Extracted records
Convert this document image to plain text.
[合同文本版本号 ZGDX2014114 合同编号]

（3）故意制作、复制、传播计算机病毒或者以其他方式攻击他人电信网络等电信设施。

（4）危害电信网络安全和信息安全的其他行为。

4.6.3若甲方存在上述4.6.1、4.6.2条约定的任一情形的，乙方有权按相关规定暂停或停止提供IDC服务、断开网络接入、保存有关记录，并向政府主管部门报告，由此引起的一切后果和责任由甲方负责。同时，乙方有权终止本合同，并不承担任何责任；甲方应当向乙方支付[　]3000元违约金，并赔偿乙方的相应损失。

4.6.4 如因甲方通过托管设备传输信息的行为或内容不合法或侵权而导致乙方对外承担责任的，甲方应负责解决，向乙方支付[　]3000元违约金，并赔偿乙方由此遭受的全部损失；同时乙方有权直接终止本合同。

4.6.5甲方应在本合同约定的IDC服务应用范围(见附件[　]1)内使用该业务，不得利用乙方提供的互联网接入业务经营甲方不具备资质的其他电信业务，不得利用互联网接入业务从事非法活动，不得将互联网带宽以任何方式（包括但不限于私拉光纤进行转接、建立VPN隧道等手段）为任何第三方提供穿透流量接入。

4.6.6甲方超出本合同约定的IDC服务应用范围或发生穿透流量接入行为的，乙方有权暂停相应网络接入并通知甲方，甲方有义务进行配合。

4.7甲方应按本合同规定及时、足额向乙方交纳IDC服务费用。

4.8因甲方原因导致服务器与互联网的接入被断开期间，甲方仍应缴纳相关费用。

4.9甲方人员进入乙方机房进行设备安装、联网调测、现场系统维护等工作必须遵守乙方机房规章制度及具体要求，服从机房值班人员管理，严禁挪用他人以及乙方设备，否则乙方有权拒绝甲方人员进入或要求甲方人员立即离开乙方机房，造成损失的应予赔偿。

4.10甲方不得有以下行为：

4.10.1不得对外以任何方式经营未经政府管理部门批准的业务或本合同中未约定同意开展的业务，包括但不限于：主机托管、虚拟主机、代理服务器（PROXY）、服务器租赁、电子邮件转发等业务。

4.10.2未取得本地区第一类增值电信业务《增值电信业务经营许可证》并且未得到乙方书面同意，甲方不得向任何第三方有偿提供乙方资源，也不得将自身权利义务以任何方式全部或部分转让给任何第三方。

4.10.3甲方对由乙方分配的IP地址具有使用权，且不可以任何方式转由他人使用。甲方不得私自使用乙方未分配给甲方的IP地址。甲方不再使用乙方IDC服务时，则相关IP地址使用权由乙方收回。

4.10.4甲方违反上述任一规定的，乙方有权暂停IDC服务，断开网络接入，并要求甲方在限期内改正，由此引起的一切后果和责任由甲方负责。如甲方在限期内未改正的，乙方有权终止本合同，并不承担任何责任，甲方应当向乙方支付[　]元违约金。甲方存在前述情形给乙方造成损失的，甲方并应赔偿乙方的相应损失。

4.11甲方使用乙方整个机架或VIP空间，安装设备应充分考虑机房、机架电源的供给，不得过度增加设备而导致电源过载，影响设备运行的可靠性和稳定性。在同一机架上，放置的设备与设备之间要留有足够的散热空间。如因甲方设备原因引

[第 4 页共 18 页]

→ BRIEF: Identify and extract each line of the listing that contains "断开网络接入".

→ TASK OUTPUT:
4.6.3若甲方存在上述4.6.1、4.6.2条约定的任一情形的，乙方有权按相关规定暂停或停止提供IDC服务、断开网络接入、保存有关记录，并向政府主管部门报告，由此引起的一切后果和责任由甲方负责。同时，乙方有权终止本合同，并不承担任何责任；甲方应当向乙方支付[　]3000元违约金，并赔偿乙方的相应损失。
4.10.4甲方违反上述任一规定的，乙方有权暂停IDC服务，断开网络接入，并要求甲方在限期内改正，由此引起的一切后果和责任由甲方负责。如甲方在限期内未改正的，乙方有权终止本合同，并不承担任何责任，甲方应当向乙方支付[　]元违约金。甲方存在前述情形给乙方造成损失的，甲方并应赔偿乙方的相应损失。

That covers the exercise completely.